— start of Entries provided —
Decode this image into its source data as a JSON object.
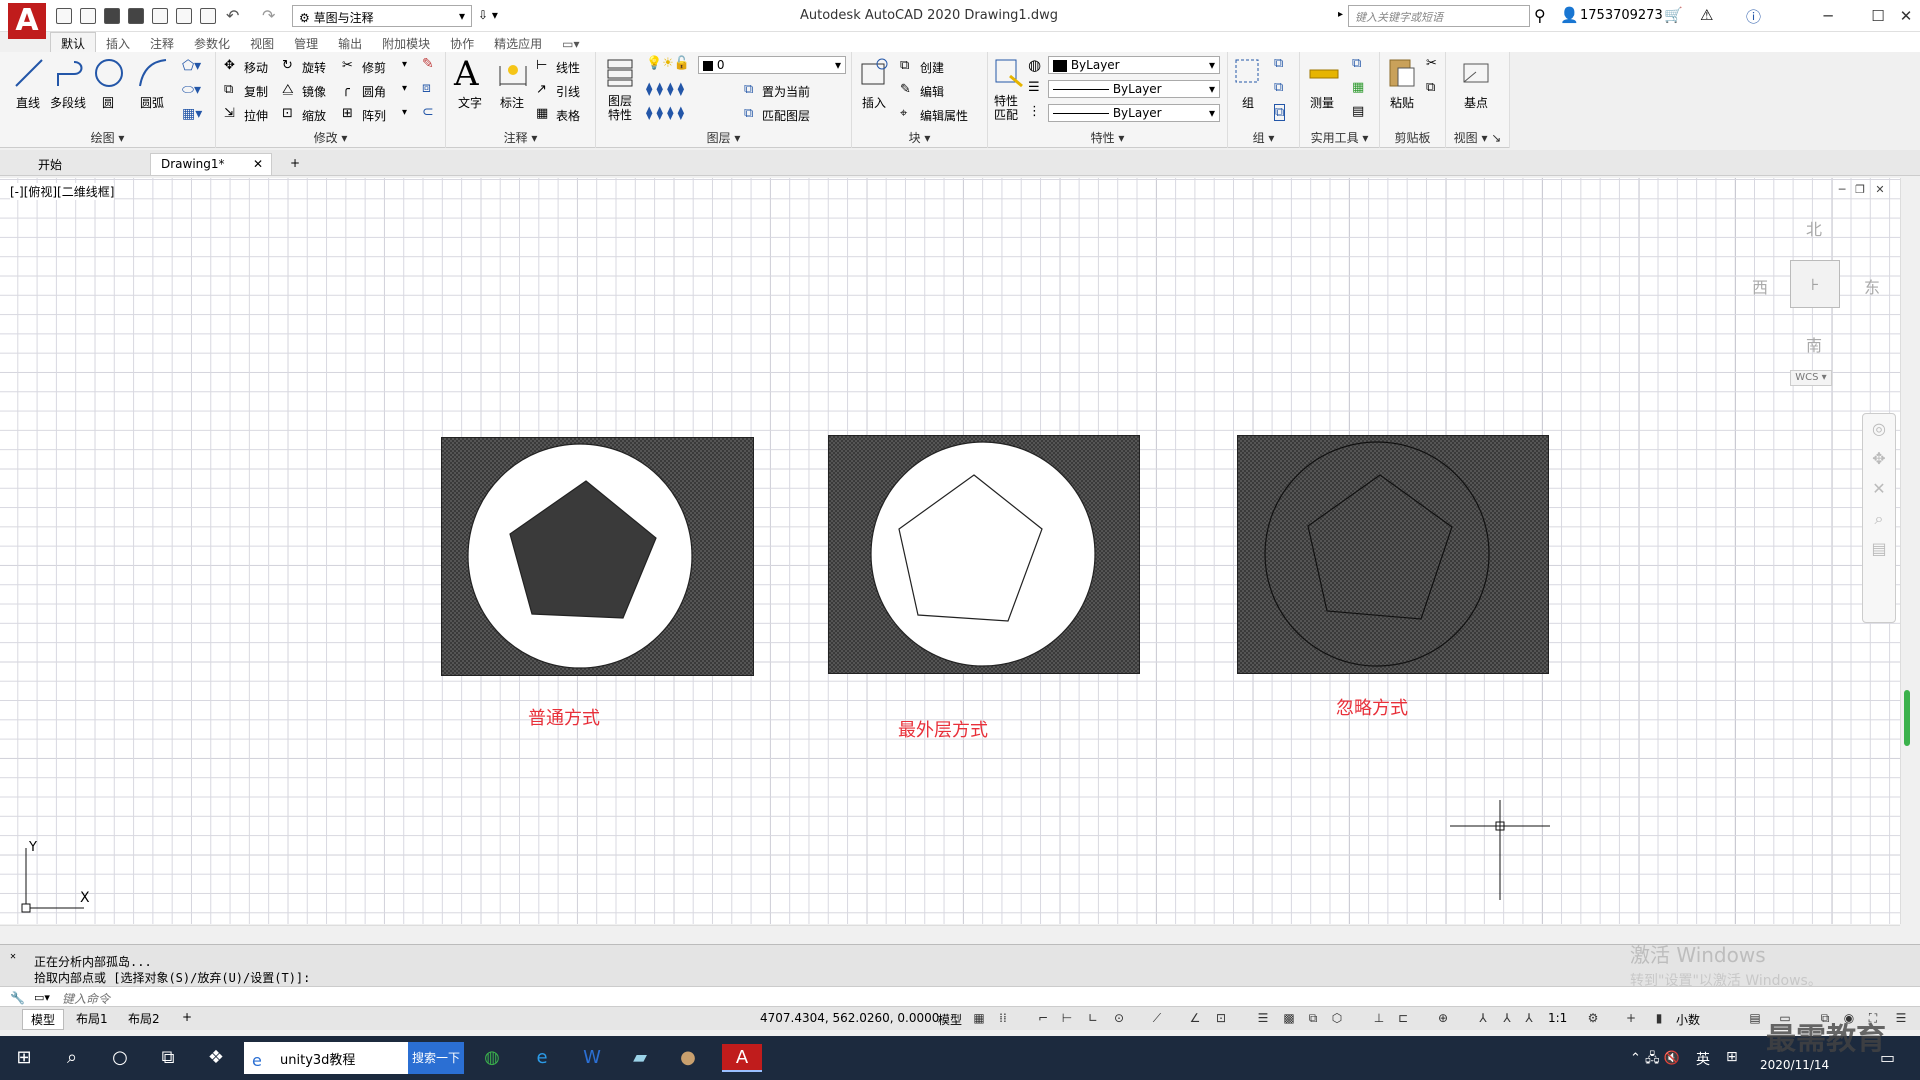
{
  "titlebar": {
    "app_logo": "A",
    "workspace": "草图与注释",
    "title": "Autodesk AutoCAD 2020    Drawing1.dwg",
    "search_placeholder": "键入关键字或短语",
    "user": "1753709273"
  },
  "ribbon_tabs": [
    "默认",
    "插入",
    "注释",
    "参数化",
    "视图",
    "管理",
    "输出",
    "附加模块",
    "协作",
    "精选应用"
  ],
  "ribbon": {
    "draw": {
      "title": "绘图",
      "line": "直线",
      "polyline": "多段线",
      "circle": "圆",
      "arc": "圆弧"
    },
    "modify": {
      "title": "修改",
      "move": "移动",
      "rotate": "旋转",
      "trim": "修剪",
      "copy": "复制",
      "mirror": "镜像",
      "fillet": "圆角",
      "stretch": "拉伸",
      "scale": "缩放",
      "array": "阵列"
    },
    "annotation": {
      "title": "注释",
      "text": "文字",
      "dimension": "标注",
      "linear": "线性",
      "leader": "引线",
      "table": "表格"
    },
    "layers": {
      "title": "图层",
      "props": "图层\n特性",
      "layer_value": "0",
      "set_current": "置为当前",
      "match_layer": "匹配图层"
    },
    "block": {
      "title": "块",
      "insert": "插入",
      "create": "创建",
      "edit": "编辑",
      "edit_attr": "编辑属性"
    },
    "properties": {
      "title": "特性",
      "match": "特性\n匹配",
      "color": "ByLayer",
      "linetype": "ByLayer",
      "lineweight": "ByLayer"
    },
    "groups": {
      "title": "组",
      "group": "组"
    },
    "utilities": {
      "title": "实用工具",
      "measure": "测量"
    },
    "clipboard": {
      "title": "剪贴板",
      "paste": "粘贴"
    },
    "view": {
      "title": "视图",
      "base": "基点"
    }
  },
  "file_tabs": {
    "start": "开始",
    "drawing": "Drawing1*",
    "add": "+"
  },
  "canvas": {
    "viewport_label": "[-][俯视][二维线框]",
    "viewcube": {
      "north": "北",
      "south": "南",
      "east": "东",
      "west": "西",
      "wcs": "WCS"
    },
    "captions": [
      "普通方式",
      "最外层方式",
      "忽略方式"
    ],
    "ucs": {
      "x": "X",
      "y": "Y"
    }
  },
  "command": {
    "history": [
      "正在分析内部孤岛...",
      "拾取内部点或 [选择对象(S)/放弃(U)/设置(T)]:"
    ],
    "placeholder": "键入命令"
  },
  "watermark": {
    "line1": "激活 Windows",
    "line2": "转到\"设置\"以激活 Windows。"
  },
  "statusbar": {
    "model": "模型",
    "layout1": "布局1",
    "layout2": "布局2",
    "add": "+",
    "coords": "4707.4304, 562.0260, 0.0000",
    "model_btn": "模型",
    "scale": "1:1",
    "units": "小数"
  },
  "taskbar": {
    "search_text": "unity3d教程",
    "search_button": "搜索一下",
    "time": "2020/11/14",
    "ime": "英",
    "brand": "最需教育"
  },
  "colors": {
    "caption": "#e8303a",
    "hatch": "#3a3a3a",
    "taskbar": "#1c2a3e",
    "logo": "#c01c1c"
  }
}
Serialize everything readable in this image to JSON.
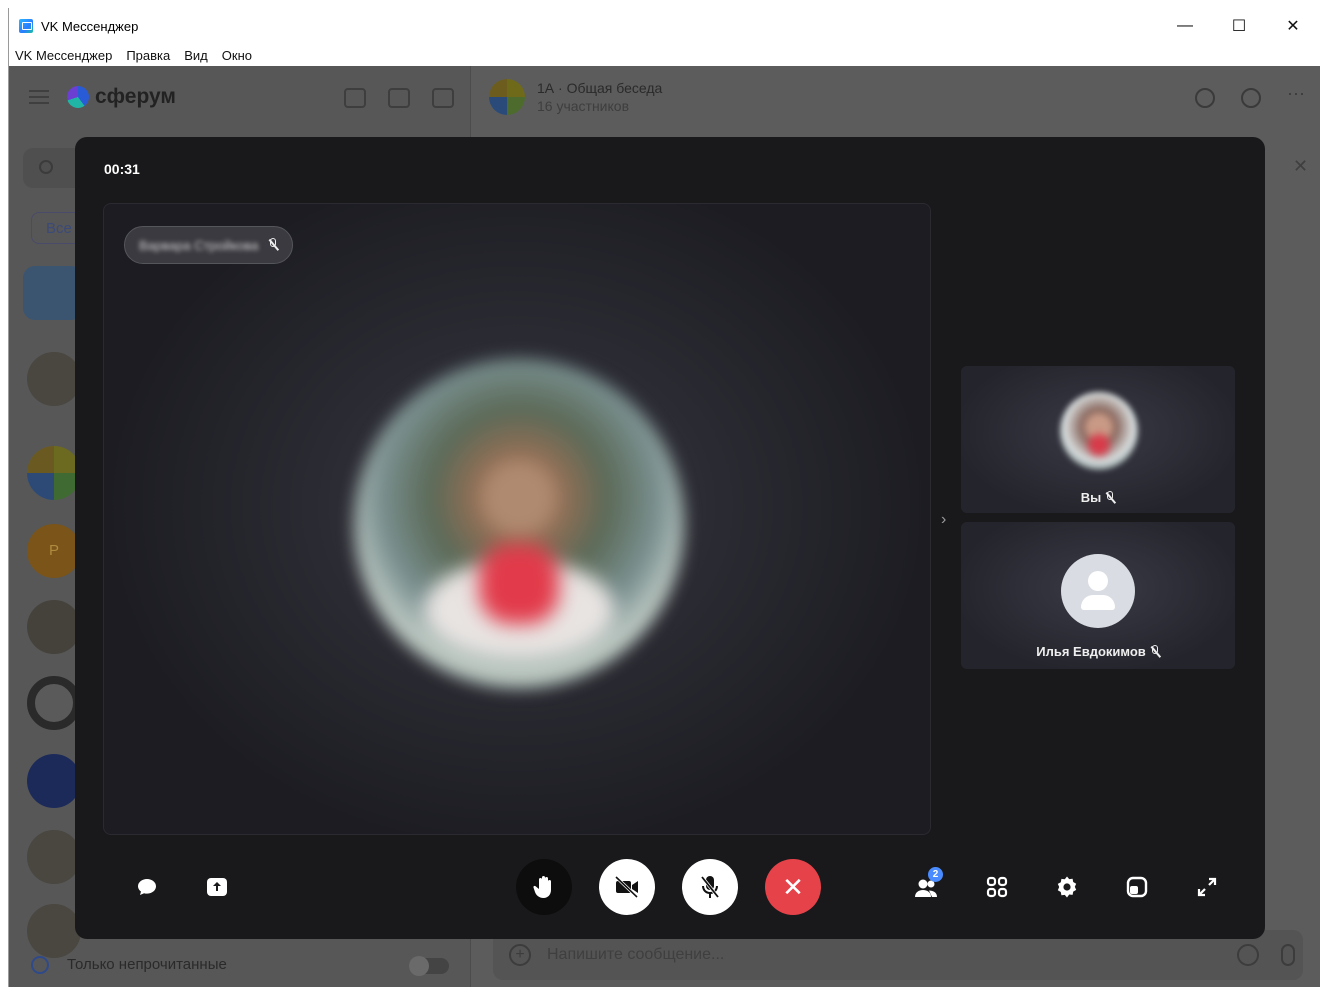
{
  "window": {
    "title": "VK Мессенджер",
    "controls": {
      "minimize": "—",
      "maximize": "☐",
      "close": "✕"
    }
  },
  "menu": [
    "VK Мессенджер",
    "Правка",
    "Вид",
    "Окно"
  ],
  "sidebar": {
    "logo": "сферум",
    "filter": "Все",
    "unread_toggle_label": "Только непрочитанные",
    "chat_avatar_letter": "P"
  },
  "conversation": {
    "title": "1А · Общая беседа",
    "subtitle": "16 участников",
    "compose_placeholder": "Напишите сообщение..."
  },
  "call": {
    "timer": "00:31",
    "main_speaker_name": "Варвара Стройкова",
    "participants": [
      {
        "label": "Вы",
        "muted": true
      },
      {
        "label": "Илья Евдокимов",
        "muted": true
      }
    ],
    "participants_badge": "2"
  },
  "colors": {
    "end_call": "#e6424a",
    "badge": "#4a8cff",
    "call_bg": "#19191b"
  }
}
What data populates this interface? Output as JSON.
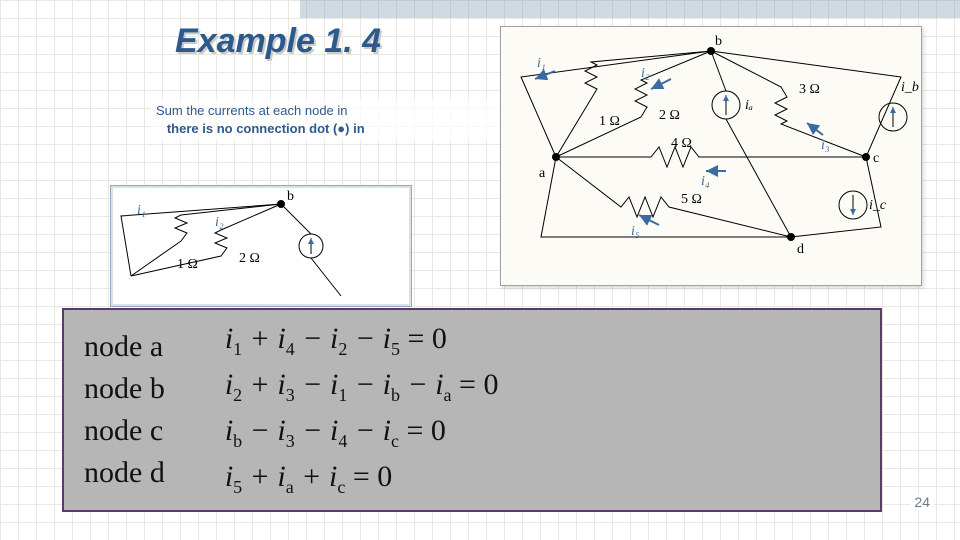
{
  "title": "Example 1. 4",
  "instruction_line1": "Sum the currents at each node in ",
  "instruction_line2_bold": "there is no connection dot (●) in",
  "page_number": "24",
  "circuit": {
    "nodes": {
      "a": "a",
      "b": "b",
      "c": "c",
      "d": "d"
    },
    "currents": {
      "i1": "i₁",
      "i2": "i₂",
      "i3": "i₃",
      "i4": "i₄",
      "i5": "i₅",
      "ia": "iₐ",
      "ib": "i_b",
      "ic": "i_c"
    },
    "resistors": {
      "r1": "1 Ω",
      "r2": "2 Ω",
      "r3": "3 Ω",
      "r4": "4 Ω",
      "r5": "5 Ω"
    }
  },
  "equations": {
    "labels": [
      "node a",
      "node b",
      "node c",
      "node d"
    ],
    "eqs_plain": [
      "i1 + i4 - i2 - i5 = 0",
      "i2 + i3 - i1 - ib - ia = 0",
      "ib - i3 - i4 - ic = 0",
      "i5 + ia + ic = 0"
    ]
  }
}
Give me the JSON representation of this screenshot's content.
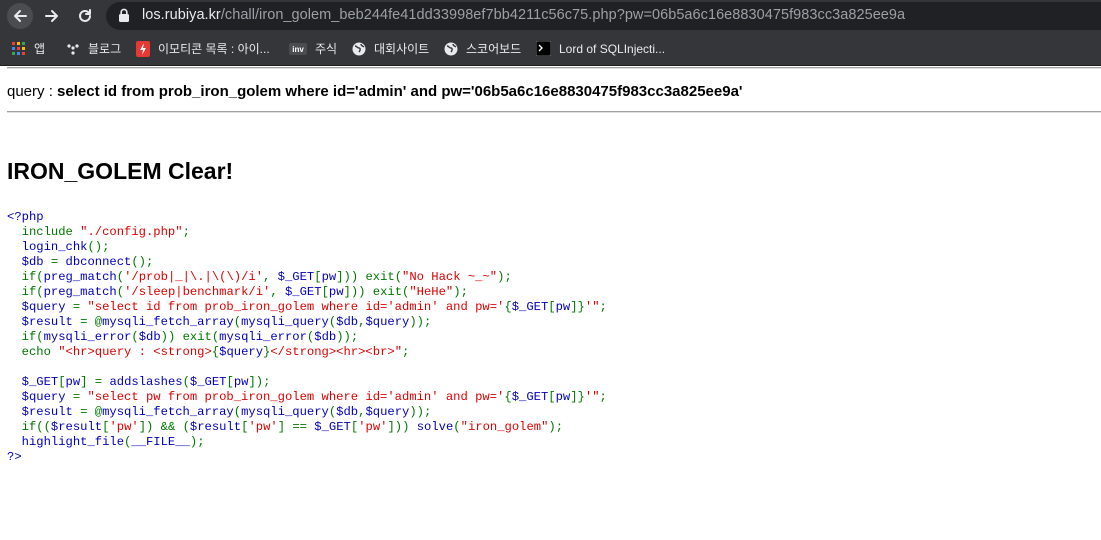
{
  "browser": {
    "url_host": "los.rubiya.kr",
    "url_path": "/chall/iron_golem_beb244fe41dd33998ef7bb4211c56c75.php?pw=06b5a6c16e8830475f983cc3a825ee9a",
    "icons": {
      "back": "back-arrow-icon",
      "forward": "forward-arrow-icon",
      "reload": "reload-icon",
      "lock": "lock-icon"
    }
  },
  "bookmarks": [
    {
      "label": "앱",
      "icon": "apps-grid-icon"
    },
    {
      "label": "블로그",
      "icon": "blog-icon"
    },
    {
      "label": "이모티콘 목록 : 아이...",
      "icon": "emoticon-icon"
    },
    {
      "label": "주식",
      "icon": "stock-icon"
    },
    {
      "label": "대회사이트",
      "icon": "globe-icon"
    },
    {
      "label": "스코어보드",
      "icon": "globe-icon"
    },
    {
      "label": "Lord of SQLInjecti...",
      "icon": "terminal-icon"
    }
  ],
  "page": {
    "query_prefix": "query : ",
    "query_text": "select id from prob_iron_golem where id='admin' and pw='06b5a6c16e8830475f983cc3a825ee9a'",
    "clear_heading": "IRON_GOLEM Clear!"
  },
  "source_code": [
    [
      [
        "v",
        "<?php"
      ]
    ],
    [
      [
        "v",
        "  "
      ],
      [
        "k",
        "include "
      ],
      [
        "s",
        "\"./config.php\""
      ],
      [
        "k",
        ";"
      ]
    ],
    [
      [
        "v",
        "  login_chk"
      ],
      [
        "k",
        "();"
      ]
    ],
    [
      [
        "v",
        "  $db "
      ],
      [
        "k",
        "= "
      ],
      [
        "v",
        "dbconnect"
      ],
      [
        "k",
        "();"
      ]
    ],
    [
      [
        "v",
        "  "
      ],
      [
        "k",
        "if("
      ],
      [
        "v",
        "preg_match"
      ],
      [
        "k",
        "("
      ],
      [
        "s",
        "'/prob|_|\\.|\\(\\)/i'"
      ],
      [
        "k",
        ", "
      ],
      [
        "v",
        "$_GET"
      ],
      [
        "k",
        "["
      ],
      [
        "v",
        "pw"
      ],
      [
        "k",
        "])) exit("
      ],
      [
        "s",
        "\"No Hack ~_~\""
      ],
      [
        "k",
        ");"
      ]
    ],
    [
      [
        "v",
        "  "
      ],
      [
        "k",
        "if("
      ],
      [
        "v",
        "preg_match"
      ],
      [
        "k",
        "("
      ],
      [
        "s",
        "'/sleep|benchmark/i'"
      ],
      [
        "k",
        ", "
      ],
      [
        "v",
        "$_GET"
      ],
      [
        "k",
        "["
      ],
      [
        "v",
        "pw"
      ],
      [
        "k",
        "])) exit("
      ],
      [
        "s",
        "\"HeHe\""
      ],
      [
        "k",
        ");"
      ]
    ],
    [
      [
        "v",
        "  $query "
      ],
      [
        "k",
        "= "
      ],
      [
        "s",
        "\"select id from prob_iron_golem where id='admin' and pw='"
      ],
      [
        "k",
        "{"
      ],
      [
        "v",
        "$_GET"
      ],
      [
        "k",
        "["
      ],
      [
        "v",
        "pw"
      ],
      [
        "k",
        "]}"
      ],
      [
        "s",
        "'\""
      ],
      [
        "k",
        ";"
      ]
    ],
    [
      [
        "v",
        "  $result "
      ],
      [
        "k",
        "= @"
      ],
      [
        "v",
        "mysqli_fetch_array"
      ],
      [
        "k",
        "("
      ],
      [
        "v",
        "mysqli_query"
      ],
      [
        "k",
        "("
      ],
      [
        "v",
        "$db"
      ],
      [
        "k",
        ","
      ],
      [
        "v",
        "$query"
      ],
      [
        "k",
        "));"
      ]
    ],
    [
      [
        "v",
        "  "
      ],
      [
        "k",
        "if("
      ],
      [
        "v",
        "mysqli_error"
      ],
      [
        "k",
        "("
      ],
      [
        "v",
        "$db"
      ],
      [
        "k",
        ")) exit("
      ],
      [
        "v",
        "mysqli_error"
      ],
      [
        "k",
        "("
      ],
      [
        "v",
        "$db"
      ],
      [
        "k",
        "));"
      ]
    ],
    [
      [
        "v",
        "  "
      ],
      [
        "k",
        "echo "
      ],
      [
        "s",
        "\"<hr>query : <strong>"
      ],
      [
        "k",
        "{"
      ],
      [
        "v",
        "$query"
      ],
      [
        "k",
        "}"
      ],
      [
        "s",
        "</strong><hr><br>\""
      ],
      [
        "k",
        ";"
      ]
    ],
    [
      [
        "v",
        ""
      ]
    ],
    [
      [
        "v",
        "  $_GET"
      ],
      [
        "k",
        "["
      ],
      [
        "v",
        "pw"
      ],
      [
        "k",
        "] = "
      ],
      [
        "v",
        "addslashes"
      ],
      [
        "k",
        "("
      ],
      [
        "v",
        "$_GET"
      ],
      [
        "k",
        "["
      ],
      [
        "v",
        "pw"
      ],
      [
        "k",
        "]);"
      ]
    ],
    [
      [
        "v",
        "  $query "
      ],
      [
        "k",
        "= "
      ],
      [
        "s",
        "\"select pw from prob_iron_golem where id='admin' and pw='"
      ],
      [
        "k",
        "{"
      ],
      [
        "v",
        "$_GET"
      ],
      [
        "k",
        "["
      ],
      [
        "v",
        "pw"
      ],
      [
        "k",
        "]}"
      ],
      [
        "s",
        "'\""
      ],
      [
        "k",
        ";"
      ]
    ],
    [
      [
        "v",
        "  $result "
      ],
      [
        "k",
        "= @"
      ],
      [
        "v",
        "mysqli_fetch_array"
      ],
      [
        "k",
        "("
      ],
      [
        "v",
        "mysqli_query"
      ],
      [
        "k",
        "("
      ],
      [
        "v",
        "$db"
      ],
      [
        "k",
        ","
      ],
      [
        "v",
        "$query"
      ],
      [
        "k",
        "));"
      ]
    ],
    [
      [
        "v",
        "  "
      ],
      [
        "k",
        "if(("
      ],
      [
        "v",
        "$result"
      ],
      [
        "k",
        "["
      ],
      [
        "s",
        "'pw'"
      ],
      [
        "k",
        "]) && ("
      ],
      [
        "v",
        "$result"
      ],
      [
        "k",
        "["
      ],
      [
        "s",
        "'pw'"
      ],
      [
        "k",
        "] == "
      ],
      [
        "v",
        "$_GET"
      ],
      [
        "k",
        "["
      ],
      [
        "s",
        "'pw'"
      ],
      [
        "k",
        "])) "
      ],
      [
        "v",
        "solve"
      ],
      [
        "k",
        "("
      ],
      [
        "s",
        "\"iron_golem\""
      ],
      [
        "k",
        ");"
      ]
    ],
    [
      [
        "v",
        "  highlight_file"
      ],
      [
        "k",
        "("
      ],
      [
        "v",
        "__FILE__"
      ],
      [
        "k",
        ");"
      ]
    ],
    [
      [
        "v",
        "?>"
      ]
    ]
  ]
}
— end of Entries provided —
== Work instructions ==
Return only the count of lines in the records that hold the word "arrow".

== Correct result ==
2